• **INSTRUCTIONS TO FOLLOW**:
Will you transcribe all the entries word for word, skipping the pictures they hold?

Entries with figure data
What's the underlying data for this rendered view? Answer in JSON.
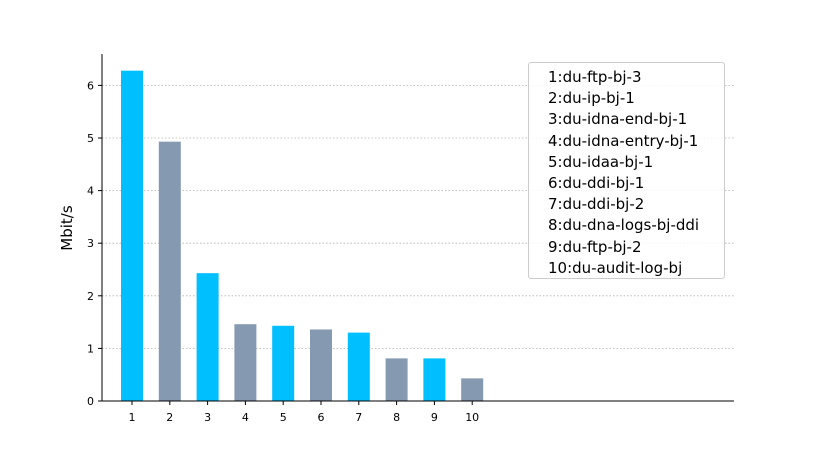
{
  "chart_data": {
    "type": "bar",
    "categories": [
      "1",
      "2",
      "3",
      "4",
      "5",
      "6",
      "7",
      "8",
      "9",
      "10"
    ],
    "values": [
      6.28,
      4.93,
      2.43,
      1.46,
      1.43,
      1.36,
      1.3,
      0.81,
      0.81,
      0.43
    ],
    "ylabel": "Mbit/s",
    "ylim": [
      0,
      6.6
    ],
    "yticks": [
      "0",
      "1",
      "2",
      "3",
      "4",
      "5",
      "6"
    ],
    "grid": "y dotted",
    "legend_position": "top-right",
    "legend": [
      "1:du-ftp-bj-3",
      "2:du-ip-bj-1",
      "3:du-idna-end-bj-1",
      "4:du-idna-entry-bj-1",
      "5:du-idaa-bj-1",
      "6:du-ddi-bj-1",
      "7:du-ddi-bj-2",
      "8:du-dna-logs-bj-ddi",
      "9:du-ftp-bj-2",
      "10:du-audit-log-bj"
    ],
    "colors": [
      "#00bfff",
      "#8599b1"
    ]
  }
}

• **PROBLEM SOLUTION**:
What's the underlying data for this rendered view? Answer in JSON.
{
  "chart_data": {
    "type": "bar",
    "categories": [
      "1",
      "2",
      "3",
      "4",
      "5",
      "6",
      "7",
      "8",
      "9",
      "10"
    ],
    "values": [
      6.28,
      4.93,
      2.43,
      1.46,
      1.43,
      1.36,
      1.3,
      0.81,
      0.81,
      0.43
    ],
    "ylabel": "Mbit/s",
    "ylim": [
      0,
      6.6
    ],
    "yticks": [
      "0",
      "1",
      "2",
      "3",
      "4",
      "5",
      "6"
    ],
    "grid": "y dotted",
    "legend_position": "top-right",
    "legend": [
      "1:du-ftp-bj-3",
      "2:du-ip-bj-1",
      "3:du-idna-end-bj-1",
      "4:du-idna-entry-bj-1",
      "5:du-idaa-bj-1",
      "6:du-ddi-bj-1",
      "7:du-ddi-bj-2",
      "8:du-dna-logs-bj-ddi",
      "9:du-ftp-bj-2",
      "10:du-audit-log-bj"
    ],
    "colors": [
      "#00bfff",
      "#8599b1"
    ]
  }
}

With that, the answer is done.